─── Page text

Emphasis of a Matter
As discussed in Note 1, the financial statements of the Department are intended to present the financial position, the changes in financial position and, where applicable, cash flows of only that portion of the governmental activities, the business-type activities, each major fund, and the aggregate remaining fund information of the State that is attributable to the transactions of the Department. They do not purport to, and do not, present fairly the financial position of State of Kansas as of June 30, 2019, the changes in its financial position, or, where applicable, its cash flows for the year then ended in accordance with accounting principles generally accepted in the United States of America.
Our auditors’ opinions were not modified with respect to this matter.

──────
─── Source excerpt

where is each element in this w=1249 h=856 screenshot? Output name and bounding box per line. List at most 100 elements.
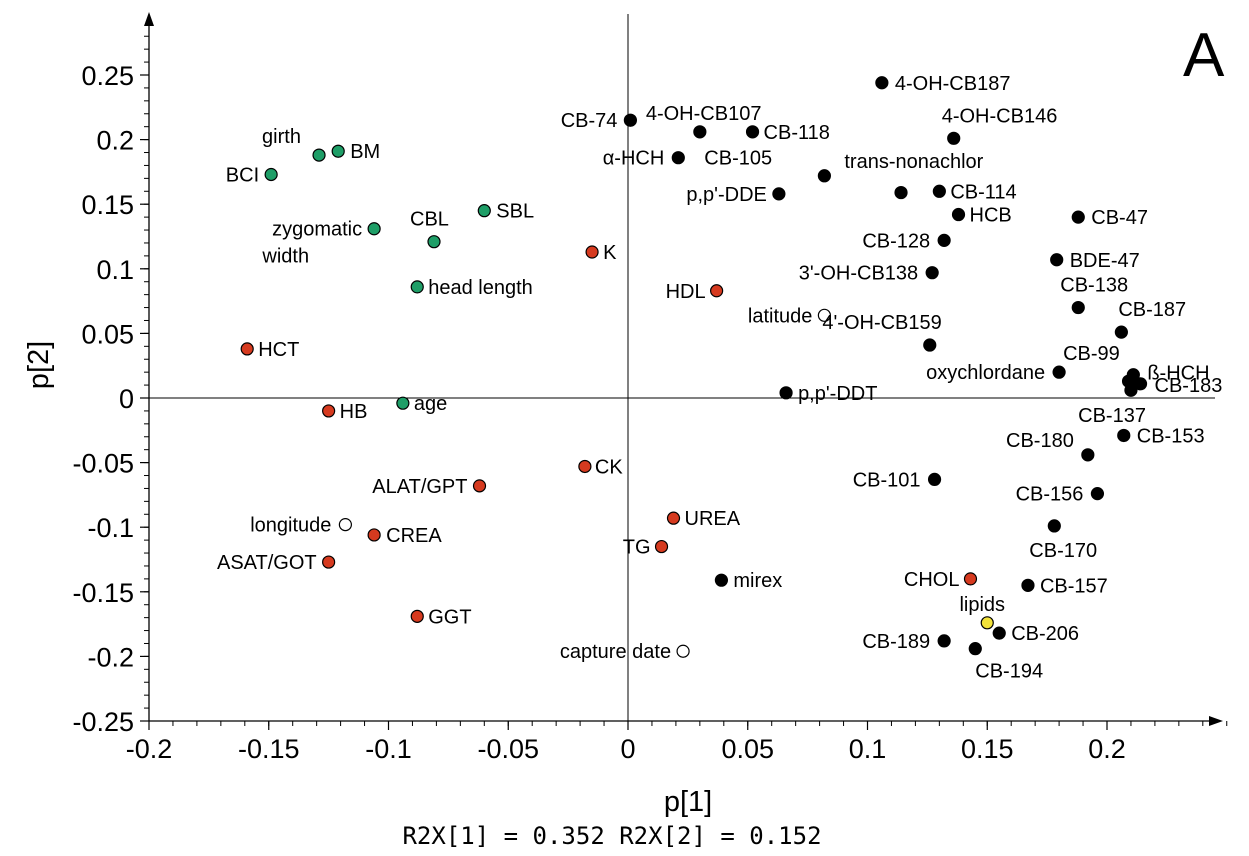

──────

Tasks to carry out:
A: In the emphasis-of-a-matter text, as of what date do the Department's financial statements not present fairly the financial position of the State of Kansas?
B: Quote the stretch of the emphasis-of-a-matter text from "Emphasis of a" through "States of America.".

Answers to the exercises:
A: June 30, 2019

B:
Emphasis of a Matter
As discussed in Note 1, the financial statements of the Department are intended to present the financial position, the changes in financial position and, where applicable, cash flows of only that portion of the governmental activities, the business-type activities, each major fund, and the aggregate remaining fund information of the State that is attributable to the transactions of the Department. They do not purport to, and do not, present fairly the financial position of State of Kansas as of June 30, 2019, the changes in its financial position, or, where applicable, its cash flows for the year then ended in accordance with accounting principles generally accepted in the United States of America.